__REQUIRED WORK__
Note each line of the listing that contains the string "name", and copy it.

* * * * * * *

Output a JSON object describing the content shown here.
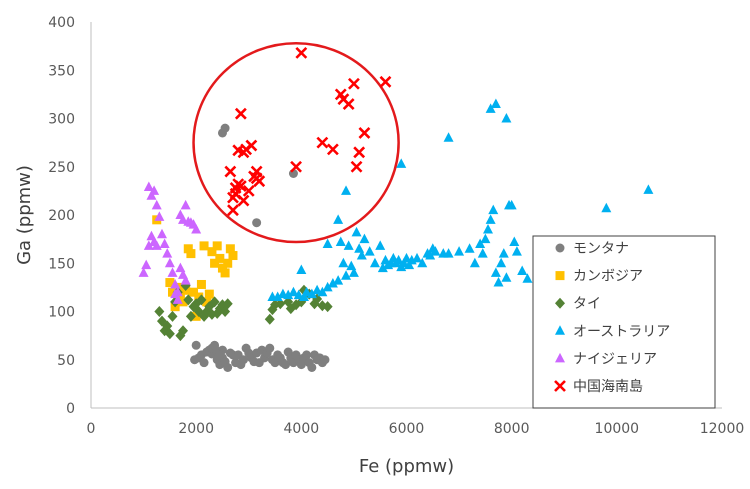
{
  "chart_data": {
    "type": "scatter",
    "title": "",
    "xlabel": "Fe (ppmw)",
    "ylabel": "Ga (ppmw)",
    "xlim": [
      0,
      12000
    ],
    "ylim": [
      0,
      400
    ],
    "xticks": [
      "0",
      "2000",
      "4000",
      "6000",
      "8000",
      "10000",
      "12000"
    ],
    "yticks": [
      "0",
      "50",
      "100",
      "150",
      "200",
      "250",
      "300",
      "350",
      "400"
    ],
    "grid": false,
    "legend_position": "bottom-right",
    "annotation": {
      "type": "ellipse",
      "color": "#e31a1c",
      "description": "red outline around the 中国海南島 cluster",
      "center": [
        3900,
        275
      ],
      "radius": [
        1950,
        103
      ]
    },
    "series": [
      {
        "name": "モンタナ",
        "marker": "circle",
        "color": "#7f7f7f",
        "points": [
          [
            1970,
            50
          ],
          [
            2000,
            65
          ],
          [
            2050,
            52
          ],
          [
            2100,
            55
          ],
          [
            2150,
            47
          ],
          [
            2200,
            58
          ],
          [
            2250,
            60
          ],
          [
            2300,
            56
          ],
          [
            2350,
            62
          ],
          [
            2400,
            50
          ],
          [
            2450,
            45
          ],
          [
            2500,
            52
          ],
          [
            2550,
            48
          ],
          [
            2600,
            42
          ],
          [
            2650,
            57
          ],
          [
            2700,
            55
          ],
          [
            2750,
            47
          ],
          [
            2800,
            55
          ],
          [
            2850,
            45
          ],
          [
            2900,
            50
          ],
          [
            2950,
            62
          ],
          [
            3000,
            57
          ],
          [
            3050,
            52
          ],
          [
            3100,
            48
          ],
          [
            3150,
            57
          ],
          [
            3200,
            47
          ],
          [
            3250,
            60
          ],
          [
            3300,
            52
          ],
          [
            3350,
            57
          ],
          [
            3400,
            62
          ],
          [
            3450,
            50
          ],
          [
            3500,
            47
          ],
          [
            3550,
            55
          ],
          [
            3600,
            52
          ],
          [
            3650,
            47
          ],
          [
            3700,
            45
          ],
          [
            3750,
            58
          ],
          [
            3800,
            52
          ],
          [
            3850,
            47
          ],
          [
            3900,
            55
          ],
          [
            3950,
            50
          ],
          [
            4000,
            45
          ],
          [
            4050,
            52
          ],
          [
            4100,
            55
          ],
          [
            4150,
            47
          ],
          [
            4200,
            42
          ],
          [
            4250,
            55
          ],
          [
            4300,
            50
          ],
          [
            4350,
            52
          ],
          [
            4400,
            47
          ],
          [
            4450,
            50
          ],
          [
            2300,
            62
          ],
          [
            2350,
            65
          ],
          [
            2400,
            58
          ],
          [
            2500,
            60
          ],
          [
            2450,
            55
          ],
          [
            2500,
            285
          ],
          [
            2550,
            290
          ],
          [
            3150,
            192
          ],
          [
            3850,
            243
          ]
        ]
      },
      {
        "name": "カンボジア",
        "marker": "square",
        "color": "#ffc000",
        "points": [
          [
            1250,
            195
          ],
          [
            1500,
            130
          ],
          [
            1550,
            120
          ],
          [
            1600,
            105
          ],
          [
            1650,
            125
          ],
          [
            1700,
            115
          ],
          [
            1750,
            110
          ],
          [
            1800,
            122
          ],
          [
            1850,
            165
          ],
          [
            1900,
            160
          ],
          [
            1950,
            120
          ],
          [
            2000,
            95
          ],
          [
            2050,
            115
          ],
          [
            2100,
            128
          ],
          [
            2150,
            168
          ],
          [
            2200,
            110
          ],
          [
            2250,
            118
          ],
          [
            2300,
            162
          ],
          [
            2350,
            150
          ],
          [
            2400,
            168
          ],
          [
            2450,
            155
          ],
          [
            2500,
            145
          ],
          [
            2550,
            140
          ],
          [
            2600,
            150
          ],
          [
            2650,
            165
          ],
          [
            2700,
            158
          ]
        ]
      },
      {
        "name": "タイ",
        "marker": "diamond",
        "color": "#548235",
        "points": [
          [
            1300,
            100
          ],
          [
            1350,
            90
          ],
          [
            1400,
            80
          ],
          [
            1450,
            85
          ],
          [
            1500,
            77
          ],
          [
            1550,
            95
          ],
          [
            1600,
            110
          ],
          [
            1650,
            120
          ],
          [
            1700,
            75
          ],
          [
            1750,
            80
          ],
          [
            1800,
            127
          ],
          [
            1850,
            112
          ],
          [
            1900,
            95
          ],
          [
            1950,
            105
          ],
          [
            2000,
            108
          ],
          [
            2050,
            100
          ],
          [
            2100,
            112
          ],
          [
            2150,
            95
          ],
          [
            2200,
            100
          ],
          [
            2250,
            105
          ],
          [
            2300,
            97
          ],
          [
            2350,
            110
          ],
          [
            2400,
            98
          ],
          [
            2450,
            103
          ],
          [
            2500,
            107
          ],
          [
            2550,
            100
          ],
          [
            2600,
            108
          ],
          [
            3400,
            92
          ],
          [
            3450,
            102
          ],
          [
            3500,
            107
          ],
          [
            3600,
            108
          ],
          [
            3750,
            110
          ],
          [
            3800,
            103
          ],
          [
            3900,
            107
          ],
          [
            4000,
            110
          ],
          [
            4050,
            122
          ],
          [
            4150,
            118
          ],
          [
            4250,
            108
          ],
          [
            4300,
            113
          ],
          [
            4400,
            106
          ],
          [
            4500,
            105
          ]
        ]
      },
      {
        "name": "オーストラリア",
        "marker": "triangle",
        "color": "#00b0f0",
        "points": [
          [
            3450,
            115
          ],
          [
            3550,
            115
          ],
          [
            3650,
            118
          ],
          [
            3750,
            117
          ],
          [
            3850,
            120
          ],
          [
            3950,
            117
          ],
          [
            4000,
            143
          ],
          [
            4050,
            115
          ],
          [
            4100,
            120
          ],
          [
            4200,
            118
          ],
          [
            4300,
            122
          ],
          [
            4400,
            120
          ],
          [
            4500,
            125
          ],
          [
            4600,
            129
          ],
          [
            4700,
            132
          ],
          [
            4750,
            172
          ],
          [
            4800,
            150
          ],
          [
            4850,
            137
          ],
          [
            4900,
            168
          ],
          [
            4950,
            147
          ],
          [
            5000,
            140
          ],
          [
            5050,
            182
          ],
          [
            5100,
            165
          ],
          [
            5150,
            158
          ],
          [
            5200,
            175
          ],
          [
            5300,
            162
          ],
          [
            5400,
            150
          ],
          [
            5500,
            168
          ],
          [
            5550,
            145
          ],
          [
            5600,
            153
          ],
          [
            5650,
            148
          ],
          [
            5700,
            150
          ],
          [
            5750,
            155
          ],
          [
            5800,
            150
          ],
          [
            5850,
            153
          ],
          [
            5900,
            146
          ],
          [
            5950,
            150
          ],
          [
            6000,
            155
          ],
          [
            6050,
            148
          ],
          [
            6100,
            153
          ],
          [
            6200,
            155
          ],
          [
            6300,
            150
          ],
          [
            6400,
            160
          ],
          [
            6450,
            158
          ],
          [
            6500,
            165
          ],
          [
            6550,
            162
          ],
          [
            6700,
            160
          ],
          [
            6800,
            160
          ],
          [
            7000,
            162
          ],
          [
            7200,
            165
          ],
          [
            7300,
            150
          ],
          [
            7400,
            170
          ],
          [
            7450,
            160
          ],
          [
            7500,
            175
          ],
          [
            7550,
            185
          ],
          [
            7600,
            195
          ],
          [
            7650,
            205
          ],
          [
            7700,
            140
          ],
          [
            7750,
            130
          ],
          [
            7800,
            150
          ],
          [
            7850,
            160
          ],
          [
            7900,
            135
          ],
          [
            7950,
            210
          ],
          [
            8050,
            172
          ],
          [
            8100,
            162
          ],
          [
            8200,
            142
          ],
          [
            8300,
            134
          ],
          [
            6800,
            280
          ],
          [
            7600,
            310
          ],
          [
            7700,
            315
          ],
          [
            7900,
            300
          ],
          [
            8000,
            210
          ],
          [
            9800,
            207
          ],
          [
            10600,
            226
          ],
          [
            4700,
            195
          ],
          [
            4850,
            225
          ],
          [
            5900,
            253
          ],
          [
            4500,
            170
          ]
        ]
      },
      {
        "name": "ナイジェリア",
        "marker": "triangle",
        "color": "#cc66ff",
        "points": [
          [
            1000,
            140
          ],
          [
            1050,
            148
          ],
          [
            1100,
            168
          ],
          [
            1150,
            178
          ],
          [
            1200,
            225
          ],
          [
            1250,
            210
          ],
          [
            1300,
            198
          ],
          [
            1350,
            180
          ],
          [
            1400,
            170
          ],
          [
            1450,
            160
          ],
          [
            1500,
            150
          ],
          [
            1550,
            140
          ],
          [
            1600,
            128
          ],
          [
            1650,
            120
          ],
          [
            1700,
            200
          ],
          [
            1750,
            195
          ],
          [
            1800,
            210
          ],
          [
            1850,
            193
          ],
          [
            1900,
            192
          ],
          [
            1950,
            190
          ],
          [
            2000,
            185
          ],
          [
            1100,
            229
          ],
          [
            1150,
            220
          ],
          [
            1200,
            172
          ],
          [
            1250,
            168
          ],
          [
            1700,
            145
          ],
          [
            1750,
            138
          ],
          [
            1800,
            132
          ],
          [
            1600,
            118
          ],
          [
            1650,
            112
          ]
        ]
      },
      {
        "name": "中国海南島",
        "marker": "cross",
        "color": "#ff0000",
        "points": [
          [
            2650,
            245
          ],
          [
            2700,
            205
          ],
          [
            2750,
            228
          ],
          [
            2800,
            232
          ],
          [
            2850,
            230
          ],
          [
            2900,
            265
          ],
          [
            2950,
            268
          ],
          [
            3000,
            225
          ],
          [
            3050,
            272
          ],
          [
            3100,
            240
          ],
          [
            3150,
            238
          ],
          [
            3200,
            235
          ],
          [
            2850,
            305
          ],
          [
            2800,
            267
          ],
          [
            3150,
            245
          ],
          [
            3900,
            250
          ],
          [
            4000,
            368
          ],
          [
            4400,
            275
          ],
          [
            4600,
            268
          ],
          [
            4750,
            325
          ],
          [
            4800,
            320
          ],
          [
            4900,
            315
          ],
          [
            5000,
            336
          ],
          [
            5050,
            250
          ],
          [
            5100,
            265
          ],
          [
            5200,
            285
          ],
          [
            5600,
            338
          ],
          [
            2700,
            218
          ],
          [
            2750,
            222
          ],
          [
            2900,
            215
          ]
        ]
      }
    ]
  }
}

* * * * * * *

__RESPONSE TO THIS TASK__
        "name": "モンタナ",
        "name": "カンボジア",
        "name": "タイ",
        "name": "オーストラリア",
        "name": "ナイジェリア",
        "name": "中国海南島",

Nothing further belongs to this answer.